++++ PROVIDED MATERIAL ++++

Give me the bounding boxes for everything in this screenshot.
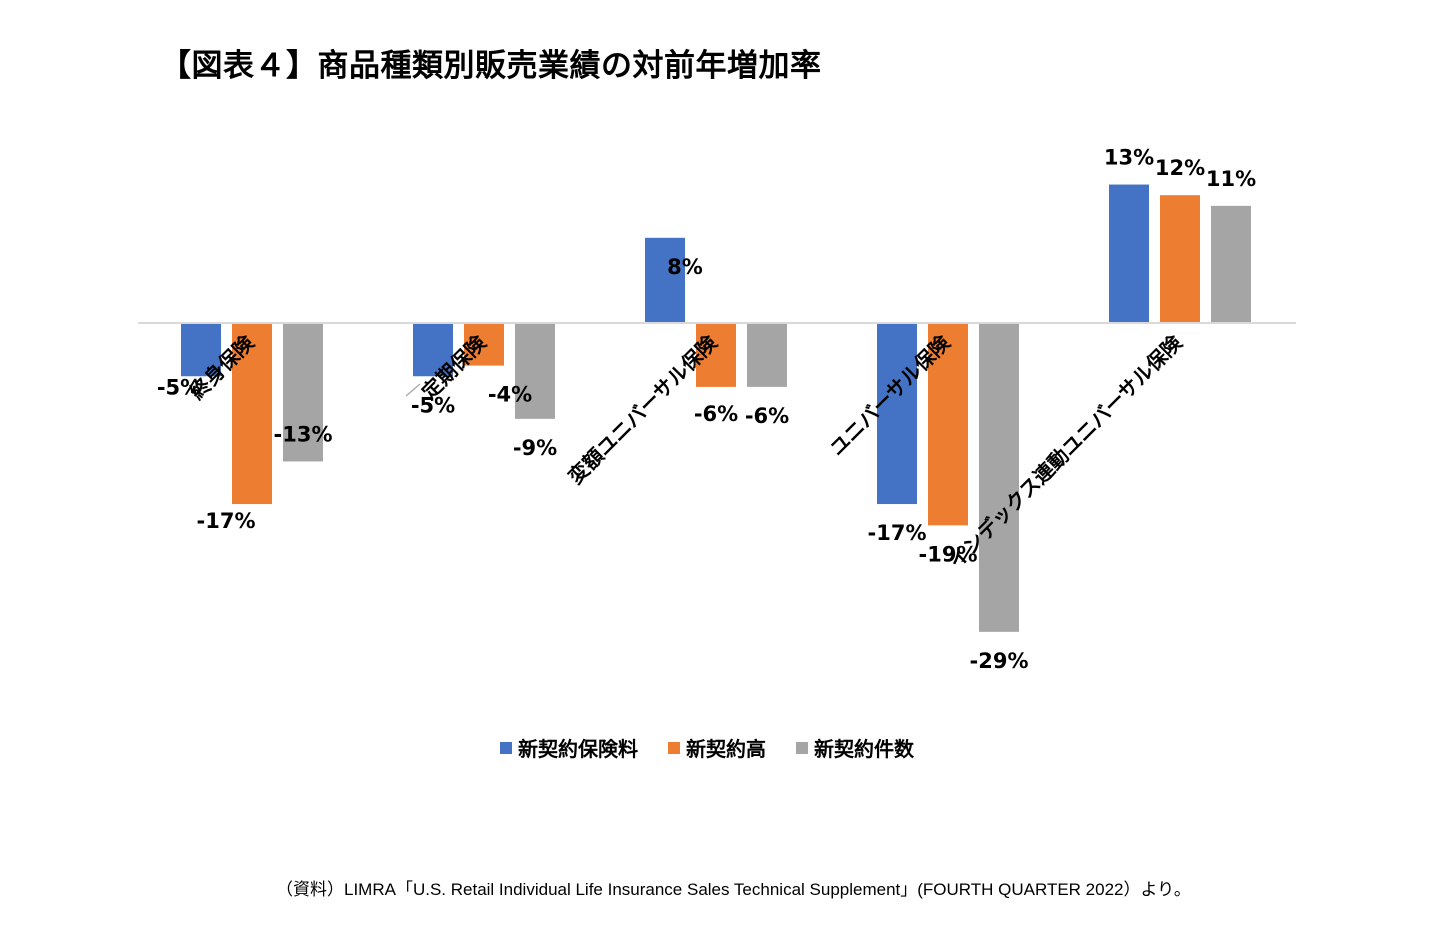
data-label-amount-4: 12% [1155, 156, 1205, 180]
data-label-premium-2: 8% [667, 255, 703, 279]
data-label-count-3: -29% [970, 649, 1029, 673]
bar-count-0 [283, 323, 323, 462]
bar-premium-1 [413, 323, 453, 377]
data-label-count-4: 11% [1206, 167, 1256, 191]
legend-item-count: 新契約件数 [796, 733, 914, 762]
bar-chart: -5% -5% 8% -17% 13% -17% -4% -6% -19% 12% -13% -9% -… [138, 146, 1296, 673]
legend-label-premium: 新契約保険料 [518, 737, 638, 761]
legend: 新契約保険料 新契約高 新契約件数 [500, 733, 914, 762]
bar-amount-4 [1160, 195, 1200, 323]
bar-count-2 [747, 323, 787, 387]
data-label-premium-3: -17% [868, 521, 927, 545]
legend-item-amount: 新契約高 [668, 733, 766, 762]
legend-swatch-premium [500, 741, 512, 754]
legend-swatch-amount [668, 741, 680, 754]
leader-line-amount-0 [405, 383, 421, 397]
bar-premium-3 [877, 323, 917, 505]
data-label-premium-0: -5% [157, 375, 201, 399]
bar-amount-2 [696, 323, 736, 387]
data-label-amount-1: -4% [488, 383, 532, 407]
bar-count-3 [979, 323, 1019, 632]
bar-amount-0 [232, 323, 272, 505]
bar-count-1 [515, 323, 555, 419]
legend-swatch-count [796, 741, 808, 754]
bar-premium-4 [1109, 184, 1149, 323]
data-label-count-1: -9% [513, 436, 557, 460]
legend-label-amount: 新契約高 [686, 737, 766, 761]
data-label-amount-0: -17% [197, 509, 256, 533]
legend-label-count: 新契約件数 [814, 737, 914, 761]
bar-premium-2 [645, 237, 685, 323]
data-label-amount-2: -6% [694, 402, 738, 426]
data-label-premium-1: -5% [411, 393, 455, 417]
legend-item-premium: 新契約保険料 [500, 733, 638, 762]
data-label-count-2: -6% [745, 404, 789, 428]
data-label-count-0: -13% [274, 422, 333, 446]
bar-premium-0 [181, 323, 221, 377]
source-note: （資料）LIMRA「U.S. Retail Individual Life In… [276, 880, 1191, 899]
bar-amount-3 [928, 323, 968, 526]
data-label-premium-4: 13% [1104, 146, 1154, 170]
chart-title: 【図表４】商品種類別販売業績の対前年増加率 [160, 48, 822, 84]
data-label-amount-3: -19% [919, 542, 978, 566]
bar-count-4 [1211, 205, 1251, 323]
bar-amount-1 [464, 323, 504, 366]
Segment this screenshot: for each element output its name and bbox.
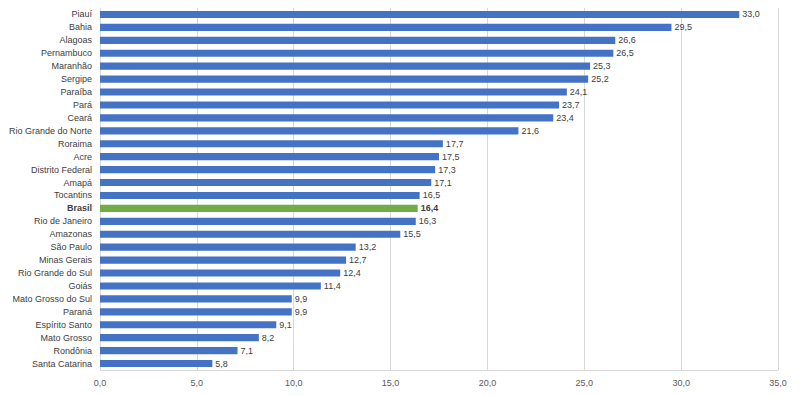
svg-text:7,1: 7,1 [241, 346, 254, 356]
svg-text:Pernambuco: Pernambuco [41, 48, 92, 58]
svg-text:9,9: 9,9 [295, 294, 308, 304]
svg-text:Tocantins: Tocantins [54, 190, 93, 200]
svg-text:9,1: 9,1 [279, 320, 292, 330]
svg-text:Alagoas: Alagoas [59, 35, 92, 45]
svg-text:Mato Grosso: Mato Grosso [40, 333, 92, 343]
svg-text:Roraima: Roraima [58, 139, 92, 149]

++++

● SET EXERCISE:
Extract everything from the line containing "svg-text:7,1: 7,1 [241, 346, 254, 356]" down to the end of the items and repeat those lines exactly, including both ends.

● RESPONSE TO THIS TASK:
svg-text:7,1: 7,1 [241, 346, 254, 356]
svg-text:Pernambuco: Pernambuco [41, 48, 92, 58]
svg-text:9,9: 9,9 [295, 294, 308, 304]
svg-text:Tocantins: Tocantins [54, 190, 93, 200]
svg-text:9,1: 9,1 [279, 320, 292, 330]
svg-text:Alagoas: Alagoas [59, 35, 92, 45]
svg-text:Mato Grosso: Mato Grosso [40, 333, 92, 343]
svg-text:Roraima: Roraima [58, 139, 92, 149]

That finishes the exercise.